• WHAT NEEDS TO BE DONE
Can you reproduce the data beneath, keeping every line exact?
..............................
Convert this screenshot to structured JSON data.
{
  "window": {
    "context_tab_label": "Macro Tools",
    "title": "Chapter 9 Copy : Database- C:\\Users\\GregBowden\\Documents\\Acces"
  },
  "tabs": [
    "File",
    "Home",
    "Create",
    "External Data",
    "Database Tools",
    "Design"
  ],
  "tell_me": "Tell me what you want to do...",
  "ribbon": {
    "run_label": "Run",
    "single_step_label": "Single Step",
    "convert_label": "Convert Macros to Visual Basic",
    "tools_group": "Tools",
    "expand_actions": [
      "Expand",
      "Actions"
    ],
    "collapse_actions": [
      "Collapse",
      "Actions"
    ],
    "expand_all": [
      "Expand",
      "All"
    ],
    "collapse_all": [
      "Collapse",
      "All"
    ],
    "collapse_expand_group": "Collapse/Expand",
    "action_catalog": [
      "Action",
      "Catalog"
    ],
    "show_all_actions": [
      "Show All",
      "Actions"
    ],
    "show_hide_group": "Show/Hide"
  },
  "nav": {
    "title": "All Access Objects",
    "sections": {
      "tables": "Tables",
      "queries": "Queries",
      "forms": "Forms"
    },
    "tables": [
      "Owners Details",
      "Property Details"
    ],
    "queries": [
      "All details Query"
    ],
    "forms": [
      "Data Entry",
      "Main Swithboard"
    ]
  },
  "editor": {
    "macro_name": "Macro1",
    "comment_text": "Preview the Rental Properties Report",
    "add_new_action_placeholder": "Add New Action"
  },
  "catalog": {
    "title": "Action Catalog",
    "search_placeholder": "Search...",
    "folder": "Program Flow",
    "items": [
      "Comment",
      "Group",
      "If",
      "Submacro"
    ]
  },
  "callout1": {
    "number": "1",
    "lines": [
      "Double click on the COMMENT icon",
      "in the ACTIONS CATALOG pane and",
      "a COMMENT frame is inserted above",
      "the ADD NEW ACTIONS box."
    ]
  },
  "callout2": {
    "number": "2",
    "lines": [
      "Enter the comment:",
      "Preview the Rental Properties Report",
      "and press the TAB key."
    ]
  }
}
..............................
• THE OUTPUT
Convert this screenshot to structured JSON data.
{
  "window": {
    "context_tab_label": "Macro Tools",
    "title": "Chapter 9 Copy : Database- C:\\Users\\GregBowden\\Documents\\Acces"
  },
  "tabs": [
    "File",
    "Home",
    "Create",
    "External Data",
    "Database Tools",
    "Design"
  ],
  "tell_me": "Tell me what you want to do...",
  "ribbon": {
    "run_label": "Run",
    "single_step_label": "Single Step",
    "convert_label": "Convert Macros to Visual Basic",
    "tools_group": "Tools",
    "expand_actions": [
      "Expand",
      "Actions"
    ],
    "collapse_actions": [
      "Collapse",
      "Actions"
    ],
    "expand_all": [
      "Expand",
      "All"
    ],
    "collapse_all": [
      "Collapse",
      "All"
    ],
    "collapse_expand_group": "Collapse/Expand",
    "action_catalog": [
      "Action",
      "Catalog"
    ],
    "show_all_actions": [
      "Show All",
      "Actions"
    ],
    "show_hide_group": "Show/Hide"
  },
  "nav": {
    "title": "All Access Objects",
    "sections": {
      "tables": "Tables",
      "queries": "Queries",
      "forms": "Forms"
    },
    "tables": [
      "Owners Details",
      "Property Details"
    ],
    "queries": [
      "All details Query"
    ],
    "forms": [
      "Data Entry",
      "Main Swithboard"
    ]
  },
  "editor": {
    "macro_name": "Macro1",
    "comment_text": "Preview the Rental Properties Report",
    "add_new_action_placeholder": "Add New Action"
  },
  "catalog": {
    "title": "Action Catalog",
    "search_placeholder": "Search...",
    "folder": "Program Flow",
    "items": [
      "Comment",
      "Group",
      "If",
      "Submacro"
    ]
  },
  "callout1": {
    "number": "1",
    "lines": [
      "Double click on the COMMENT icon",
      "in the ACTIONS CATALOG pane and",
      "a COMMENT frame is inserted above",
      "the ADD NEW ACTIONS box."
    ]
  },
  "callout2": {
    "number": "2",
    "lines": [
      "Enter the comment:",
      "Preview the Rental Properties Report",
      "and press the TAB key."
    ]
  }
}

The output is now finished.